● What is asked
Where a line of the material contains the string "JSON", copy that line.

● Task input
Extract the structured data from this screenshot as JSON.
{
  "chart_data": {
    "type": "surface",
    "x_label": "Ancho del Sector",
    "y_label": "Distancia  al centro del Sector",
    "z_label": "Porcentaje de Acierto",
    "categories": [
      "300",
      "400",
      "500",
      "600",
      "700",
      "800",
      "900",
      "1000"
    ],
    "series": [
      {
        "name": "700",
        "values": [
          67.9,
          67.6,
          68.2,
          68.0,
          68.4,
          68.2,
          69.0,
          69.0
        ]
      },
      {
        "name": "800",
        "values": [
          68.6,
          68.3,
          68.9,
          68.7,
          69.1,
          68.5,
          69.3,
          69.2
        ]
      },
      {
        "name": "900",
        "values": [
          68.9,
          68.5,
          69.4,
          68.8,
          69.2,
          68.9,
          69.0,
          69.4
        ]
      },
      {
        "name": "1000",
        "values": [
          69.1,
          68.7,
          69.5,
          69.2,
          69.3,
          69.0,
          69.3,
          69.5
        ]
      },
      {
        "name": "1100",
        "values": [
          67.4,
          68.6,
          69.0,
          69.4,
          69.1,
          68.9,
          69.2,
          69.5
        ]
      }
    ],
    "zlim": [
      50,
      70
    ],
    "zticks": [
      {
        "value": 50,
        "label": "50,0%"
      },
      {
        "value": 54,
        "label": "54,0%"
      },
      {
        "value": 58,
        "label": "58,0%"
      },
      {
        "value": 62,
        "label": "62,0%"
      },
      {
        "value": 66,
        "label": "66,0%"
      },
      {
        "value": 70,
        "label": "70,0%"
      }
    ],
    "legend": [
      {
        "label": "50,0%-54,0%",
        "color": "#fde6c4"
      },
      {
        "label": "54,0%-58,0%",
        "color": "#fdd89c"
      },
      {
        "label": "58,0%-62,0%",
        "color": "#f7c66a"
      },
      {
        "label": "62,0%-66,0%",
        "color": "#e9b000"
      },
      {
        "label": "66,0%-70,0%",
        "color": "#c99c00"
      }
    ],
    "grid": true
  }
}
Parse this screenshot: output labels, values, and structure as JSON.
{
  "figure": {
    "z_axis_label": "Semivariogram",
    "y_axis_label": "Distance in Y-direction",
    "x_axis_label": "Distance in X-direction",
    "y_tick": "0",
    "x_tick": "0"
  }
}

● Exercise answer
Extract the structured data from this screenshot as JSON.
Parse this screenshot: output labels, values, and structure as JSON.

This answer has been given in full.